What you will do: Rewrite the stretch of the material below from the line containing "- amp-axes-frame: [681, 859, 1083, 1397]" through the line containing "- polar-trajectory-trace: [357, 226, 398, 552]", changing "polar-trajectory-line" to "polar-trajectory-path" and leaving everything else as it is. Give only those lines.

Supplied data:
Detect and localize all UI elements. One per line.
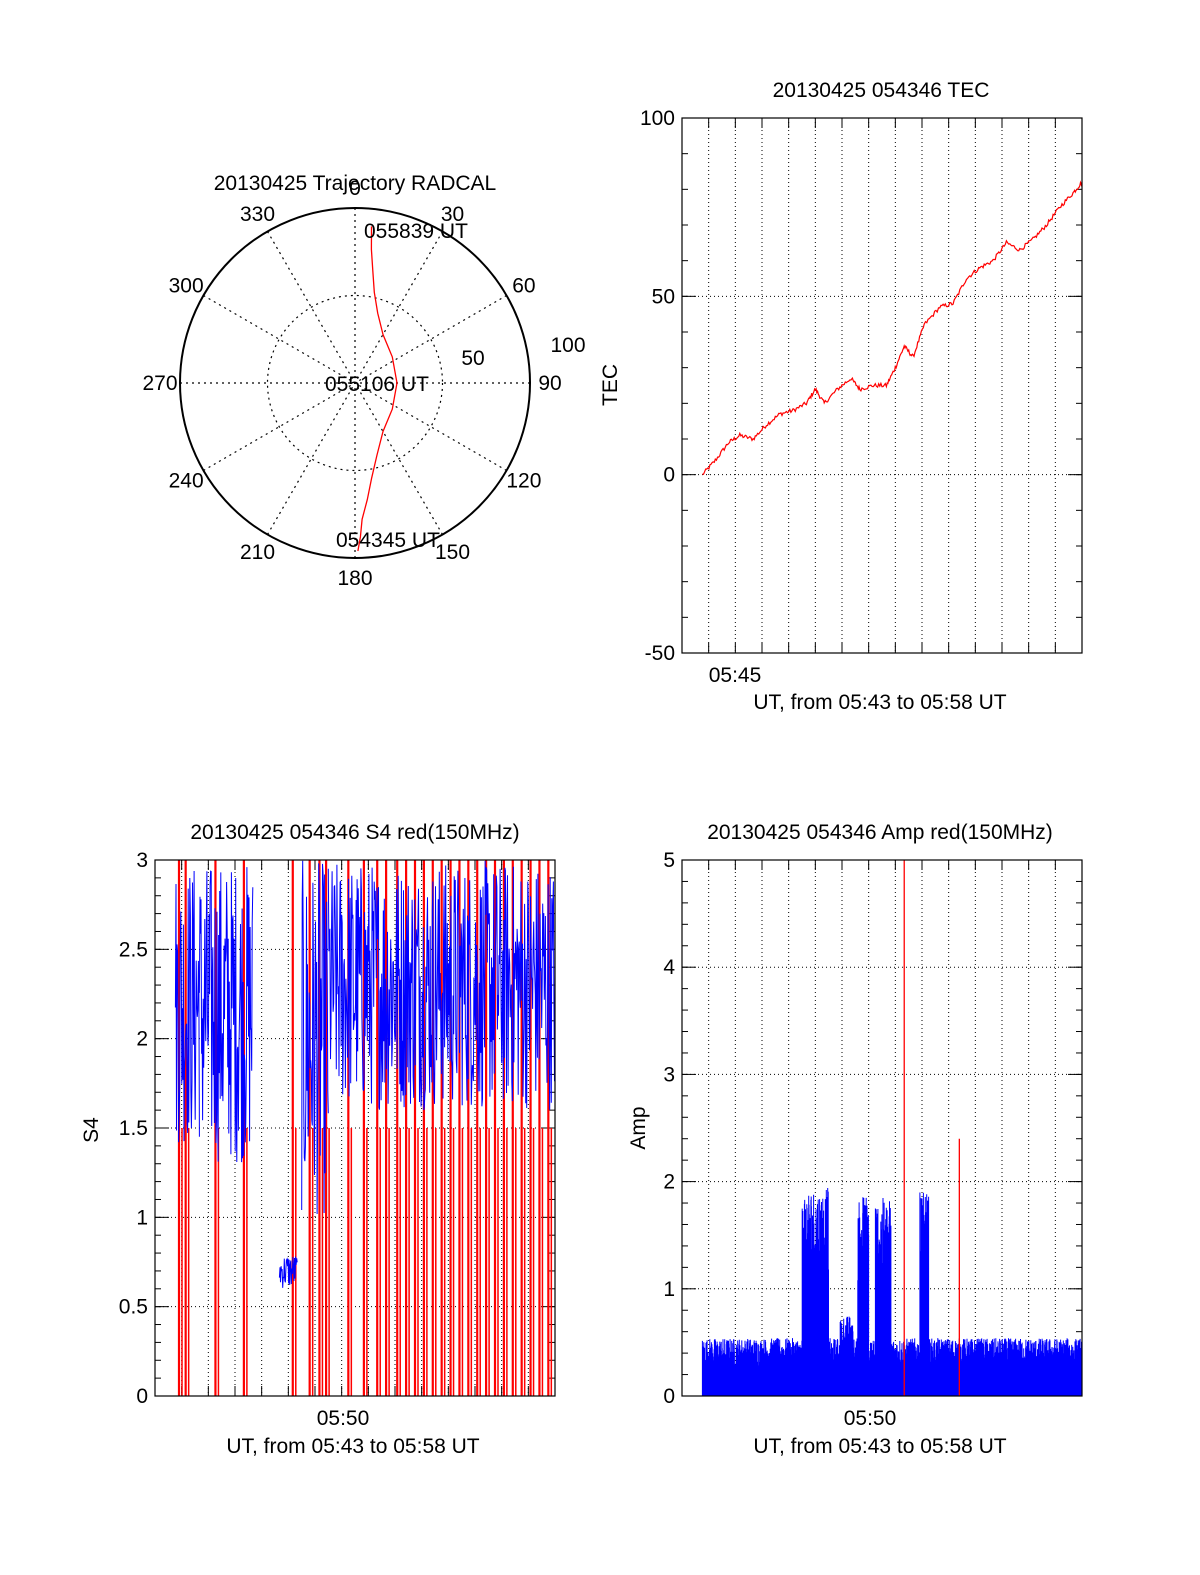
- amp-axes-frame: [681, 859, 1083, 1397]
- amp-ytick-label-0: 0: [663, 1385, 675, 1408]
- tec-ytick-label-100: 100: [640, 107, 675, 130]
- tec-line: [702, 180, 1083, 476]
- tec-y-tick-labels: 100 50 0 -50: [640, 107, 675, 665]
- s4-plot: 20130425 054346 S4 red(150MHz) 3 2.5 2 1.5 1…: [80, 821, 556, 1458]
- s4-ytick-label-3: 3: [136, 849, 148, 872]
- s4-ytick-label-2: 2: [136, 1028, 148, 1051]
- polar-azimuth-label-300: 300: [169, 275, 204, 298]
- polar-azimuth-label-150: 150: [435, 541, 470, 564]
- amp-ytick-label-4: 4: [663, 956, 675, 979]
- s4-x-tick-label: 05:50: [317, 1407, 370, 1430]
- s4-blue-segment-3: [301, 860, 329, 1215]
- s4-ylabel: S4: [80, 1117, 103, 1143]
- polar-annotation-mid: 055106 UT: [325, 373, 429, 396]
- s4-ytick-label-0.5: 0.5: [119, 1296, 148, 1319]
- s4-blue-segment-4: [327, 860, 556, 1111]
- amp-ytick-label-1: 1: [663, 1278, 675, 1301]
- polar-azimuth-label-270: 270: [142, 372, 177, 395]
- polar-azimuth-label-180: 180: [337, 567, 372, 590]
- polar-radial-tick-100: 100: [550, 334, 585, 357]
- s4-blue-segment-0: [174, 870, 200, 1143]
- amp-ytick-label-2: 2: [663, 1171, 675, 1194]
- tec-ytick-label-50: 50: [652, 285, 675, 308]
- s4-ytick-label-1.5: 1.5: [119, 1117, 148, 1140]
- polar-azimuth-label-60: 60: [512, 275, 535, 298]
- tec-series-red: [702, 180, 1083, 476]
- s4-ytick-label-1: 1: [136, 1206, 148, 1229]
- polar-trajectory-line: [357, 226, 398, 552]
- tec-title: 20130425 054346 TEC: [773, 79, 990, 102]
- polar-inner-circle: [266, 294, 444, 472]
- s4-ytick-label-2.5: 2.5: [119, 938, 148, 961]
- polar-spoke-150: [266, 231, 444, 535]
- amp-series: [701, 860, 1083, 1396]
- polar-title: 20130425 Trajectory RADCAL: [214, 172, 497, 195]
- polar-azimuth-label-240: 240: [169, 470, 204, 493]
- amp-y-tick-labels: 5 4 3 2 1 0: [663, 849, 675, 1408]
- s4-axes-frame: [154, 859, 556, 1397]
- s4-ytick-label-0: 0: [136, 1385, 148, 1408]
- tec-ytick-label-0: 0: [663, 464, 675, 487]
- amp-ytick-label-3: 3: [663, 1063, 675, 1086]
- s4-title: 20130425 054346 S4 red(150MHz): [190, 821, 519, 844]
- polar-trajectory-trace: [357, 226, 398, 552]
- amp-ylabel: Amp: [627, 1106, 650, 1149]
- polar-radial-tick-50: 50: [461, 347, 484, 370]
- polar-azimuth-label-90: 90: [538, 372, 561, 395]
- polar-grid: [179, 207, 531, 559]
- amp-blue-trace: [701, 1188, 1083, 1396]
- tec-x-tick-label: 05:45: [709, 664, 762, 687]
- amp-title: 20130425 054346 Amp red(150MHz): [707, 821, 1053, 844]
- polar-azimuth-label-210: 210: [240, 541, 275, 564]
- polar-annotation-start: 054345 UT: [336, 529, 440, 552]
- polar-azimuth-labels: 0 30 60 90 120 150 180 210 240 270 300 330: [142, 177, 561, 590]
- s4-blue-segment-1: [198, 867, 254, 1163]
- s4-blue-segment-2: [278, 1256, 298, 1288]
- tec-ytick-label--50: -50: [645, 642, 675, 665]
- amp-grid: [682, 859, 1082, 1397]
- amp-xlabel: UT, from 05:43 to 05:58 UT: [753, 1435, 1006, 1458]
- amp-ytick-label-5: 5: [663, 849, 675, 872]
- amp-plot: 20130425 054346 Amp red(150MHz) 5 4 3 2 1 0 A…: [627, 821, 1083, 1458]
- polar-trajectory-plot: 20130425 Trajectory RADCAL 0 30 60 90 120 150…: [142, 172, 585, 590]
- polar-annotation-end: 055839 UT: [364, 220, 468, 243]
- tec-axes-frame: [681, 117, 1083, 654]
- tec-xlabel: UT, from 05:43 to 05:58 UT: [753, 691, 1006, 714]
- amp-x-tick-label: 05:50: [844, 1407, 897, 1430]
- s4-series: [174, 860, 556, 1396]
- s4-xlabel: UT, from 05:43 to 05:58 UT: [226, 1435, 479, 1458]
- polar-azimuth-label-330: 330: [240, 203, 275, 226]
- tec-ylabel: TEC: [599, 364, 622, 406]
- polar-azimuth-label-0: 0: [349, 177, 361, 200]
- polar-azimuth-label-30: 30: [441, 203, 464, 226]
- s4-y-tick-labels: 3 2.5 2 1.5 1 0.5 0: [119, 849, 148, 1408]
- polar-azimuth-label-120: 120: [506, 470, 541, 493]
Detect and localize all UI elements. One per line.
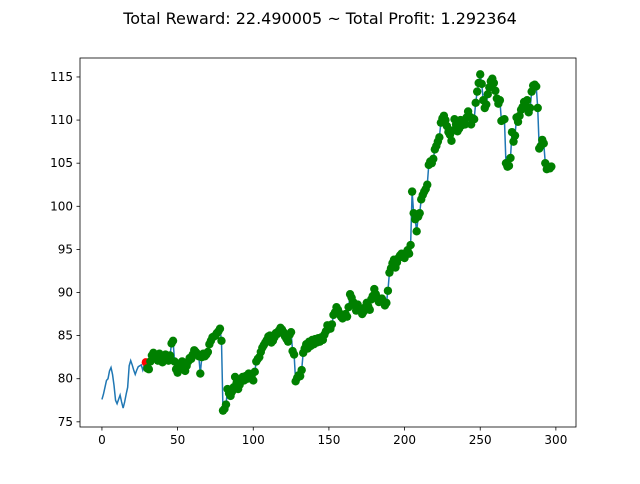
x-tick-label: 200 xyxy=(393,433,416,447)
position-marker xyxy=(407,187,417,196)
position-marker xyxy=(406,240,415,250)
x-tick-label: 0 xyxy=(98,433,106,447)
position-marker xyxy=(533,103,542,113)
position-marker xyxy=(429,154,438,164)
x-tick-label: 250 xyxy=(469,433,492,447)
position-marker xyxy=(423,180,432,189)
position-marker xyxy=(297,365,306,375)
position-marker xyxy=(168,336,178,345)
y-tick-label: 110 xyxy=(50,113,73,127)
position-marker xyxy=(522,96,532,105)
position-marker xyxy=(477,79,486,89)
position-marker xyxy=(447,136,456,145)
position-marker xyxy=(249,376,258,385)
position-marker xyxy=(489,78,499,88)
position-marker xyxy=(221,400,231,409)
position-marker xyxy=(342,312,352,321)
position-marker xyxy=(525,103,535,113)
position-marker xyxy=(500,115,509,124)
y-tick-label: 105 xyxy=(50,156,73,170)
position-marker xyxy=(506,153,515,163)
position-marker xyxy=(547,162,556,171)
position-marker xyxy=(382,298,391,308)
plot-frame xyxy=(79,57,577,428)
position-marker xyxy=(383,286,393,295)
y-tick-label: 75 xyxy=(58,415,73,429)
x-tick-label: 100 xyxy=(242,433,265,447)
x-tick-label: 150 xyxy=(317,433,340,447)
position-marker xyxy=(365,305,374,314)
position-marker xyxy=(471,98,480,108)
position-marker xyxy=(196,369,205,378)
position-marker xyxy=(476,70,485,79)
chart-title: Total Reward: 22.490005 ~ Total Profit: … xyxy=(122,9,517,28)
position-marker xyxy=(289,350,299,359)
y-tick-label: 115 xyxy=(50,70,73,84)
position-marker xyxy=(415,208,424,218)
position-marker xyxy=(327,320,337,329)
x-tick-label: 300 xyxy=(544,433,567,447)
position-marker xyxy=(469,115,479,124)
position-marker xyxy=(491,86,500,95)
x-tick-label: 50 xyxy=(170,433,185,447)
position-marker xyxy=(144,365,154,374)
position-marker xyxy=(217,336,226,345)
y-tick-label: 100 xyxy=(50,199,73,213)
y-tick-label: 95 xyxy=(58,242,73,256)
y-tick-label: 90 xyxy=(58,286,73,300)
y-tick-label: 85 xyxy=(58,329,73,343)
position-marker xyxy=(539,139,548,148)
position-marker xyxy=(435,133,444,142)
position-marker xyxy=(404,249,414,258)
position-marker xyxy=(510,131,520,140)
position-marker xyxy=(286,327,296,337)
position-marker xyxy=(460,120,470,129)
position-marker xyxy=(283,337,293,346)
position-marker xyxy=(412,227,421,236)
position-marker xyxy=(482,100,491,109)
position-marker xyxy=(215,324,225,333)
position-marker xyxy=(532,82,541,91)
y-tick-label: 80 xyxy=(58,372,73,386)
position-marker xyxy=(472,87,482,96)
position-marker xyxy=(203,347,213,357)
position-marker xyxy=(250,367,259,377)
position-marker xyxy=(495,96,505,105)
position-marker xyxy=(165,351,175,360)
position-marker xyxy=(504,161,514,170)
position-marker xyxy=(483,90,492,99)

Worked answer:
- amp-axes-frame: [681, 859, 1083, 1397]
- amp-ytick-label-0: 0: [663, 1385, 675, 1408]
- tec-ytick-label-100: 100: [640, 107, 675, 130]
- tec-line: [702, 180, 1083, 476]
- tec-y-tick-labels: 100 50 0 -50: [640, 107, 675, 665]
- s4-plot: 20130425 054346 S4 red(150MHz) 3 2.5 2 1.5 1…: [80, 821, 556, 1458]
- s4-ytick-label-3: 3: [136, 849, 148, 872]
- s4-ytick-label-2: 2: [136, 1028, 148, 1051]
- polar-azimuth-label-300: 300: [169, 275, 204, 298]
- polar-azimuth-label-150: 150: [435, 541, 470, 564]
- amp-ytick-label-4: 4: [663, 956, 675, 979]
- s4-x-tick-label: 05:50: [317, 1407, 370, 1430]
- s4-blue-segment-3: [301, 860, 329, 1215]
- s4-ylabel: S4: [80, 1117, 103, 1143]
- polar-annotation-mid: 055106 UT: [325, 373, 429, 396]
- s4-ytick-label-0.5: 0.5: [119, 1296, 148, 1319]
- s4-blue-segment-4: [327, 860, 556, 1111]
- amp-ytick-label-1: 1: [663, 1278, 675, 1301]
- polar-azimuth-label-270: 270: [142, 372, 177, 395]
- polar-azimuth-label-180: 180: [337, 567, 372, 590]
- polar-radial-tick-100: 100: [550, 334, 585, 357]
- s4-blue-segment-0: [174, 870, 200, 1143]
- amp-ytick-label-2: 2: [663, 1171, 675, 1194]
- tec-ytick-label-50: 50: [652, 285, 675, 308]
- s4-ytick-label-1.5: 1.5: [119, 1117, 148, 1140]
- polar-azimuth-label-60: 60: [512, 275, 535, 298]
- tec-series-red: [702, 180, 1083, 476]
- s4-ytick-label-1: 1: [136, 1206, 148, 1229]
- polar-trajectory-path: [357, 226, 398, 552]
- tec-title: 20130425 054346 TEC: [773, 79, 990, 102]
- polar-inner-circle: [266, 294, 444, 472]
- s4-ytick-label-2.5: 2.5: [119, 938, 148, 961]
- polar-spoke-150: [266, 231, 444, 535]
- amp-series: [701, 860, 1083, 1396]
- polar-title: 20130425 Trajectory RADCAL: [214, 172, 497, 195]
- polar-azimuth-label-240: 240: [169, 470, 204, 493]
- amp-y-tick-labels: 5 4 3 2 1 0: [663, 849, 675, 1408]
- s4-axes-frame: [154, 859, 556, 1397]
- s4-ytick-label-0: 0: [136, 1385, 148, 1408]
- tec-ytick-label-0: 0: [663, 464, 675, 487]
- amp-ytick-label-3: 3: [663, 1063, 675, 1086]
- s4-title: 20130425 054346 S4 red(150MHz): [190, 821, 519, 844]
- polar-trajectory-trace: [357, 226, 398, 552]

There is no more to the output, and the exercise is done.